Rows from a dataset

::::

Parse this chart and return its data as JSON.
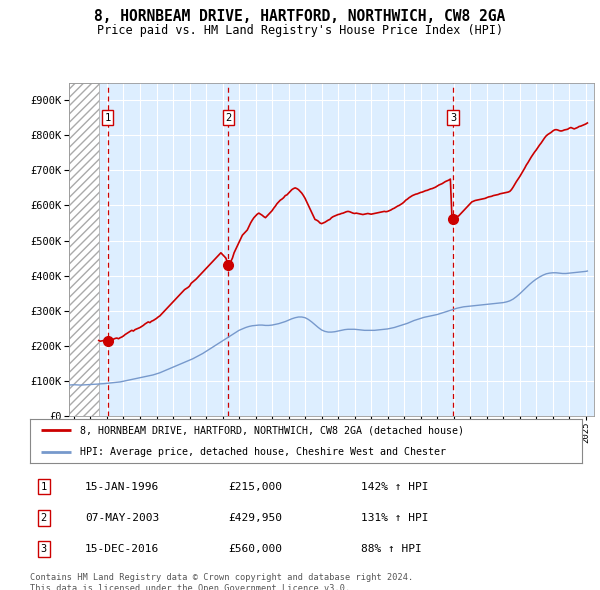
{
  "title": "8, HORNBEAM DRIVE, HARTFORD, NORTHWICH, CW8 2GA",
  "subtitle": "Price paid vs. HM Land Registry's House Price Index (HPI)",
  "ytick_values": [
    0,
    100000,
    200000,
    300000,
    400000,
    500000,
    600000,
    700000,
    800000,
    900000
  ],
  "ylim": [
    0,
    950000
  ],
  "xlim_start": 1993.7,
  "xlim_end": 2025.5,
  "hatch_end": 1995.5,
  "sale_dates": [
    1996.04,
    2003.35,
    2016.96
  ],
  "sale_prices": [
    215000,
    429950,
    560000
  ],
  "sale_labels": [
    "1",
    "2",
    "3"
  ],
  "red_line_color": "#cc0000",
  "blue_line_color": "#7799cc",
  "legend_label_red": "8, HORNBEAM DRIVE, HARTFORD, NORTHWICH, CW8 2GA (detached house)",
  "legend_label_blue": "HPI: Average price, detached house, Cheshire West and Chester",
  "table_rows": [
    {
      "num": "1",
      "date": "15-JAN-1996",
      "price": "£215,000",
      "change": "142% ↑ HPI"
    },
    {
      "num": "2",
      "date": "07-MAY-2003",
      "price": "£429,950",
      "change": "131% ↑ HPI"
    },
    {
      "num": "3",
      "date": "15-DEC-2016",
      "price": "£560,000",
      "change": "88% ↑ HPI"
    }
  ],
  "footer": "Contains HM Land Registry data © Crown copyright and database right 2024.\nThis data is licensed under the Open Government Licence v3.0.",
  "bg_color": "#ffffff",
  "plot_bg_color": "#ddeeff",
  "grid_color": "#ffffff",
  "red_hpi_line": [
    [
      1995.5,
      215000
    ],
    [
      1995.6,
      213000
    ],
    [
      1995.7,
      214000
    ],
    [
      1995.8,
      215000
    ],
    [
      1995.9,
      213000
    ],
    [
      1996.0,
      215000
    ],
    [
      1996.04,
      215000
    ],
    [
      1996.1,
      217000
    ],
    [
      1996.2,
      218000
    ],
    [
      1996.3,
      216000
    ],
    [
      1996.4,
      219000
    ],
    [
      1996.5,
      221000
    ],
    [
      1996.6,
      222000
    ],
    [
      1996.7,
      220000
    ],
    [
      1996.8,
      223000
    ],
    [
      1996.9,
      225000
    ],
    [
      1997.0,
      228000
    ],
    [
      1997.1,
      232000
    ],
    [
      1997.2,
      235000
    ],
    [
      1997.3,
      238000
    ],
    [
      1997.4,
      241000
    ],
    [
      1997.5,
      244000
    ],
    [
      1997.6,
      242000
    ],
    [
      1997.7,
      246000
    ],
    [
      1997.8,
      248000
    ],
    [
      1997.9,
      250000
    ],
    [
      1998.0,
      252000
    ],
    [
      1998.1,
      255000
    ],
    [
      1998.2,
      258000
    ],
    [
      1998.3,
      262000
    ],
    [
      1998.4,
      265000
    ],
    [
      1998.5,
      268000
    ],
    [
      1998.6,
      266000
    ],
    [
      1998.7,
      270000
    ],
    [
      1998.8,
      272000
    ],
    [
      1998.9,
      275000
    ],
    [
      1999.0,
      278000
    ],
    [
      1999.1,
      282000
    ],
    [
      1999.2,
      285000
    ],
    [
      1999.3,
      290000
    ],
    [
      1999.4,
      295000
    ],
    [
      1999.5,
      300000
    ],
    [
      1999.6,
      305000
    ],
    [
      1999.7,
      310000
    ],
    [
      1999.8,
      315000
    ],
    [
      1999.9,
      320000
    ],
    [
      2000.0,
      325000
    ],
    [
      2000.1,
      330000
    ],
    [
      2000.2,
      335000
    ],
    [
      2000.3,
      340000
    ],
    [
      2000.4,
      345000
    ],
    [
      2000.5,
      350000
    ],
    [
      2000.6,
      355000
    ],
    [
      2000.7,
      360000
    ],
    [
      2000.8,
      363000
    ],
    [
      2000.9,
      366000
    ],
    [
      2001.0,
      370000
    ],
    [
      2001.1,
      378000
    ],
    [
      2001.2,
      382000
    ],
    [
      2001.3,
      386000
    ],
    [
      2001.4,
      390000
    ],
    [
      2001.5,
      395000
    ],
    [
      2001.6,
      400000
    ],
    [
      2001.7,
      405000
    ],
    [
      2001.8,
      410000
    ],
    [
      2001.9,
      415000
    ],
    [
      2002.0,
      420000
    ],
    [
      2002.1,
      425000
    ],
    [
      2002.2,
      430000
    ],
    [
      2002.3,
      435000
    ],
    [
      2002.4,
      440000
    ],
    [
      2002.5,
      445000
    ],
    [
      2002.6,
      450000
    ],
    [
      2002.7,
      455000
    ],
    [
      2002.8,
      460000
    ],
    [
      2002.9,
      465000
    ],
    [
      2003.0,
      460000
    ],
    [
      2003.1,
      455000
    ],
    [
      2003.2,
      450000
    ],
    [
      2003.35,
      429950
    ],
    [
      2003.5,
      440000
    ],
    [
      2003.6,
      450000
    ],
    [
      2003.7,
      465000
    ],
    [
      2003.8,
      475000
    ],
    [
      2003.9,
      485000
    ],
    [
      2004.0,
      495000
    ],
    [
      2004.1,
      505000
    ],
    [
      2004.2,
      515000
    ],
    [
      2004.3,
      520000
    ],
    [
      2004.4,
      525000
    ],
    [
      2004.5,
      530000
    ],
    [
      2004.6,
      540000
    ],
    [
      2004.7,
      550000
    ],
    [
      2004.8,
      558000
    ],
    [
      2004.9,
      565000
    ],
    [
      2005.0,
      570000
    ],
    [
      2005.1,
      575000
    ],
    [
      2005.2,
      578000
    ],
    [
      2005.3,
      575000
    ],
    [
      2005.4,
      572000
    ],
    [
      2005.5,
      568000
    ],
    [
      2005.6,
      565000
    ],
    [
      2005.7,
      570000
    ],
    [
      2005.8,
      575000
    ],
    [
      2005.9,
      580000
    ],
    [
      2006.0,
      585000
    ],
    [
      2006.1,
      592000
    ],
    [
      2006.2,
      598000
    ],
    [
      2006.3,
      605000
    ],
    [
      2006.4,
      610000
    ],
    [
      2006.5,
      615000
    ],
    [
      2006.6,
      618000
    ],
    [
      2006.7,
      622000
    ],
    [
      2006.8,
      628000
    ],
    [
      2006.9,
      630000
    ],
    [
      2007.0,
      635000
    ],
    [
      2007.1,
      640000
    ],
    [
      2007.2,
      645000
    ],
    [
      2007.3,
      648000
    ],
    [
      2007.4,
      650000
    ],
    [
      2007.5,
      648000
    ],
    [
      2007.6,
      645000
    ],
    [
      2007.7,
      640000
    ],
    [
      2007.8,
      635000
    ],
    [
      2007.9,
      628000
    ],
    [
      2008.0,
      620000
    ],
    [
      2008.1,
      610000
    ],
    [
      2008.2,
      600000
    ],
    [
      2008.3,
      590000
    ],
    [
      2008.4,
      580000
    ],
    [
      2008.5,
      570000
    ],
    [
      2008.6,
      560000
    ],
    [
      2008.7,
      558000
    ],
    [
      2008.8,
      555000
    ],
    [
      2008.9,
      550000
    ],
    [
      2009.0,
      548000
    ],
    [
      2009.1,
      550000
    ],
    [
      2009.2,
      552000
    ],
    [
      2009.3,
      555000
    ],
    [
      2009.4,
      558000
    ],
    [
      2009.5,
      560000
    ],
    [
      2009.6,
      565000
    ],
    [
      2009.7,
      568000
    ],
    [
      2009.8,
      570000
    ],
    [
      2009.9,
      572000
    ],
    [
      2010.0,
      574000
    ],
    [
      2010.1,
      575000
    ],
    [
      2010.2,
      577000
    ],
    [
      2010.3,
      578000
    ],
    [
      2010.4,
      580000
    ],
    [
      2010.5,
      582000
    ],
    [
      2010.6,
      583000
    ],
    [
      2010.7,
      582000
    ],
    [
      2010.8,
      580000
    ],
    [
      2010.9,
      578000
    ],
    [
      2011.0,
      577000
    ],
    [
      2011.1,
      578000
    ],
    [
      2011.2,
      577000
    ],
    [
      2011.3,
      576000
    ],
    [
      2011.4,
      575000
    ],
    [
      2011.5,
      574000
    ],
    [
      2011.6,
      575000
    ],
    [
      2011.7,
      576000
    ],
    [
      2011.8,
      577000
    ],
    [
      2011.9,
      576000
    ],
    [
      2012.0,
      575000
    ],
    [
      2012.1,
      576000
    ],
    [
      2012.2,
      577000
    ],
    [
      2012.3,
      578000
    ],
    [
      2012.4,
      579000
    ],
    [
      2012.5,
      580000
    ],
    [
      2012.6,
      581000
    ],
    [
      2012.7,
      582000
    ],
    [
      2012.8,
      583000
    ],
    [
      2012.9,
      582000
    ],
    [
      2013.0,
      583000
    ],
    [
      2013.1,
      585000
    ],
    [
      2013.2,
      587000
    ],
    [
      2013.3,
      590000
    ],
    [
      2013.4,
      592000
    ],
    [
      2013.5,
      595000
    ],
    [
      2013.6,
      598000
    ],
    [
      2013.7,
      600000
    ],
    [
      2013.8,
      603000
    ],
    [
      2013.9,
      606000
    ],
    [
      2014.0,
      610000
    ],
    [
      2014.1,
      615000
    ],
    [
      2014.2,
      618000
    ],
    [
      2014.3,
      622000
    ],
    [
      2014.4,
      625000
    ],
    [
      2014.5,
      628000
    ],
    [
      2014.6,
      630000
    ],
    [
      2014.7,
      632000
    ],
    [
      2014.8,
      633000
    ],
    [
      2014.9,
      635000
    ],
    [
      2015.0,
      637000
    ],
    [
      2015.1,
      638000
    ],
    [
      2015.2,
      640000
    ],
    [
      2015.3,
      642000
    ],
    [
      2015.4,
      643000
    ],
    [
      2015.5,
      645000
    ],
    [
      2015.6,
      647000
    ],
    [
      2015.7,
      648000
    ],
    [
      2015.8,
      650000
    ],
    [
      2015.9,
      652000
    ],
    [
      2016.0,
      655000
    ],
    [
      2016.1,
      658000
    ],
    [
      2016.2,
      660000
    ],
    [
      2016.3,
      662000
    ],
    [
      2016.4,
      665000
    ],
    [
      2016.5,
      668000
    ],
    [
      2016.6,
      670000
    ],
    [
      2016.7,
      672000
    ],
    [
      2016.8,
      675000
    ],
    [
      2016.9,
      560000
    ],
    [
      2016.96,
      560000
    ],
    [
      2017.0,
      562000
    ],
    [
      2017.1,
      565000
    ],
    [
      2017.2,
      568000
    ],
    [
      2017.3,
      570000
    ],
    [
      2017.4,
      575000
    ],
    [
      2017.5,
      580000
    ],
    [
      2017.6,
      585000
    ],
    [
      2017.7,
      590000
    ],
    [
      2017.8,
      595000
    ],
    [
      2017.9,
      600000
    ],
    [
      2018.0,
      605000
    ],
    [
      2018.1,
      610000
    ],
    [
      2018.2,
      612000
    ],
    [
      2018.3,
      614000
    ],
    [
      2018.4,
      615000
    ],
    [
      2018.5,
      616000
    ],
    [
      2018.6,
      617000
    ],
    [
      2018.7,
      618000
    ],
    [
      2018.8,
      619000
    ],
    [
      2018.9,
      620000
    ],
    [
      2019.0,
      622000
    ],
    [
      2019.1,
      624000
    ],
    [
      2019.2,
      625000
    ],
    [
      2019.3,
      626000
    ],
    [
      2019.4,
      628000
    ],
    [
      2019.5,
      629000
    ],
    [
      2019.6,
      630000
    ],
    [
      2019.7,
      631000
    ],
    [
      2019.8,
      633000
    ],
    [
      2019.9,
      634000
    ],
    [
      2020.0,
      635000
    ],
    [
      2020.1,
      636000
    ],
    [
      2020.2,
      637000
    ],
    [
      2020.3,
      638000
    ],
    [
      2020.4,
      640000
    ],
    [
      2020.5,
      645000
    ],
    [
      2020.6,
      652000
    ],
    [
      2020.7,
      660000
    ],
    [
      2020.8,
      668000
    ],
    [
      2020.9,
      675000
    ],
    [
      2021.0,
      682000
    ],
    [
      2021.1,
      690000
    ],
    [
      2021.2,
      698000
    ],
    [
      2021.3,
      706000
    ],
    [
      2021.4,
      715000
    ],
    [
      2021.5,
      722000
    ],
    [
      2021.6,
      730000
    ],
    [
      2021.7,
      738000
    ],
    [
      2021.8,
      745000
    ],
    [
      2021.9,
      752000
    ],
    [
      2022.0,
      758000
    ],
    [
      2022.1,
      765000
    ],
    [
      2022.2,
      772000
    ],
    [
      2022.3,
      778000
    ],
    [
      2022.4,
      785000
    ],
    [
      2022.5,
      792000
    ],
    [
      2022.6,
      798000
    ],
    [
      2022.7,
      802000
    ],
    [
      2022.8,
      805000
    ],
    [
      2022.9,
      808000
    ],
    [
      2023.0,
      812000
    ],
    [
      2023.1,
      815000
    ],
    [
      2023.2,
      816000
    ],
    [
      2023.3,
      815000
    ],
    [
      2023.4,
      813000
    ],
    [
      2023.5,
      812000
    ],
    [
      2023.6,
      813000
    ],
    [
      2023.7,
      815000
    ],
    [
      2023.8,
      816000
    ],
    [
      2023.9,
      817000
    ],
    [
      2024.0,
      820000
    ],
    [
      2024.1,
      822000
    ],
    [
      2024.2,
      820000
    ],
    [
      2024.3,
      818000
    ],
    [
      2024.4,
      820000
    ],
    [
      2024.5,
      822000
    ],
    [
      2024.6,
      825000
    ],
    [
      2024.7,
      826000
    ],
    [
      2024.8,
      828000
    ],
    [
      2024.9,
      830000
    ],
    [
      2025.0,
      832000
    ],
    [
      2025.1,
      835000
    ]
  ],
  "blue_hpi_line": [
    [
      1993.7,
      88000
    ],
    [
      1994.0,
      89000
    ],
    [
      1994.2,
      88500
    ],
    [
      1994.4,
      88000
    ],
    [
      1994.6,
      88500
    ],
    [
      1994.8,
      89000
    ],
    [
      1995.0,
      89500
    ],
    [
      1995.2,
      90000
    ],
    [
      1995.4,
      90500
    ],
    [
      1995.5,
      91000
    ],
    [
      1995.6,
      91500
    ],
    [
      1995.8,
      92000
    ],
    [
      1996.0,
      93000
    ],
    [
      1996.2,
      94000
    ],
    [
      1996.4,
      95000
    ],
    [
      1996.6,
      96000
    ],
    [
      1996.8,
      97000
    ],
    [
      1997.0,
      99000
    ],
    [
      1997.2,
      101000
    ],
    [
      1997.4,
      103000
    ],
    [
      1997.6,
      105000
    ],
    [
      1997.8,
      107000
    ],
    [
      1998.0,
      109000
    ],
    [
      1998.2,
      111000
    ],
    [
      1998.4,
      113000
    ],
    [
      1998.6,
      115000
    ],
    [
      1998.8,
      117000
    ],
    [
      1999.0,
      120000
    ],
    [
      1999.2,
      123000
    ],
    [
      1999.4,
      127000
    ],
    [
      1999.6,
      131000
    ],
    [
      1999.8,
      135000
    ],
    [
      2000.0,
      139000
    ],
    [
      2000.2,
      143000
    ],
    [
      2000.4,
      147000
    ],
    [
      2000.6,
      151000
    ],
    [
      2000.8,
      155000
    ],
    [
      2001.0,
      159000
    ],
    [
      2001.2,
      163000
    ],
    [
      2001.4,
      168000
    ],
    [
      2001.6,
      173000
    ],
    [
      2001.8,
      178000
    ],
    [
      2002.0,
      184000
    ],
    [
      2002.2,
      190000
    ],
    [
      2002.4,
      196000
    ],
    [
      2002.6,
      202000
    ],
    [
      2002.8,
      208000
    ],
    [
      2003.0,
      214000
    ],
    [
      2003.2,
      220000
    ],
    [
      2003.4,
      226000
    ],
    [
      2003.6,
      232000
    ],
    [
      2003.8,
      238000
    ],
    [
      2004.0,
      244000
    ],
    [
      2004.2,
      248000
    ],
    [
      2004.4,
      252000
    ],
    [
      2004.6,
      255000
    ],
    [
      2004.8,
      257000
    ],
    [
      2005.0,
      258000
    ],
    [
      2005.2,
      259000
    ],
    [
      2005.4,
      259000
    ],
    [
      2005.6,
      258000
    ],
    [
      2005.8,
      258000
    ],
    [
      2006.0,
      259000
    ],
    [
      2006.2,
      261000
    ],
    [
      2006.4,
      263000
    ],
    [
      2006.6,
      266000
    ],
    [
      2006.8,
      269000
    ],
    [
      2007.0,
      273000
    ],
    [
      2007.2,
      277000
    ],
    [
      2007.4,
      280000
    ],
    [
      2007.6,
      282000
    ],
    [
      2007.8,
      282000
    ],
    [
      2008.0,
      280000
    ],
    [
      2008.2,
      275000
    ],
    [
      2008.4,
      268000
    ],
    [
      2008.6,
      260000
    ],
    [
      2008.8,
      252000
    ],
    [
      2009.0,
      245000
    ],
    [
      2009.2,
      241000
    ],
    [
      2009.4,
      239000
    ],
    [
      2009.6,
      239000
    ],
    [
      2009.8,
      240000
    ],
    [
      2010.0,
      242000
    ],
    [
      2010.2,
      244000
    ],
    [
      2010.4,
      246000
    ],
    [
      2010.6,
      247000
    ],
    [
      2010.8,
      247000
    ],
    [
      2011.0,
      247000
    ],
    [
      2011.2,
      246000
    ],
    [
      2011.4,
      245000
    ],
    [
      2011.6,
      244000
    ],
    [
      2011.8,
      244000
    ],
    [
      2012.0,
      244000
    ],
    [
      2012.2,
      244000
    ],
    [
      2012.4,
      245000
    ],
    [
      2012.6,
      246000
    ],
    [
      2012.8,
      247000
    ],
    [
      2013.0,
      248000
    ],
    [
      2013.2,
      250000
    ],
    [
      2013.4,
      252000
    ],
    [
      2013.6,
      255000
    ],
    [
      2013.8,
      258000
    ],
    [
      2014.0,
      261000
    ],
    [
      2014.2,
      264000
    ],
    [
      2014.4,
      268000
    ],
    [
      2014.6,
      272000
    ],
    [
      2014.8,
      275000
    ],
    [
      2015.0,
      278000
    ],
    [
      2015.2,
      281000
    ],
    [
      2015.4,
      283000
    ],
    [
      2015.6,
      285000
    ],
    [
      2015.8,
      287000
    ],
    [
      2016.0,
      289000
    ],
    [
      2016.2,
      292000
    ],
    [
      2016.4,
      295000
    ],
    [
      2016.6,
      298000
    ],
    [
      2016.8,
      301000
    ],
    [
      2017.0,
      304000
    ],
    [
      2017.2,
      307000
    ],
    [
      2017.4,
      309000
    ],
    [
      2017.6,
      311000
    ],
    [
      2017.8,
      312000
    ],
    [
      2018.0,
      313000
    ],
    [
      2018.2,
      314000
    ],
    [
      2018.4,
      315000
    ],
    [
      2018.6,
      316000
    ],
    [
      2018.8,
      317000
    ],
    [
      2019.0,
      318000
    ],
    [
      2019.2,
      319000
    ],
    [
      2019.4,
      320000
    ],
    [
      2019.6,
      321000
    ],
    [
      2019.8,
      322000
    ],
    [
      2020.0,
      323000
    ],
    [
      2020.2,
      325000
    ],
    [
      2020.4,
      328000
    ],
    [
      2020.6,
      333000
    ],
    [
      2020.8,
      340000
    ],
    [
      2021.0,
      348000
    ],
    [
      2021.2,
      357000
    ],
    [
      2021.4,
      366000
    ],
    [
      2021.6,
      375000
    ],
    [
      2021.8,
      383000
    ],
    [
      2022.0,
      390000
    ],
    [
      2022.2,
      396000
    ],
    [
      2022.4,
      401000
    ],
    [
      2022.6,
      405000
    ],
    [
      2022.8,
      407000
    ],
    [
      2023.0,
      408000
    ],
    [
      2023.2,
      408000
    ],
    [
      2023.4,
      407000
    ],
    [
      2023.6,
      406000
    ],
    [
      2023.8,
      406000
    ],
    [
      2024.0,
      407000
    ],
    [
      2024.2,
      408000
    ],
    [
      2024.4,
      409000
    ],
    [
      2024.6,
      410000
    ],
    [
      2024.8,
      411000
    ],
    [
      2025.0,
      412000
    ],
    [
      2025.1,
      413000
    ]
  ]
}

::::

### [Required work]
Pick out each line in the material containing "change".

### [Task answer]
      "change": "142% ↑ HPI"
      "change": "131% ↑ HPI"
      "change": "88% ↑ HPI"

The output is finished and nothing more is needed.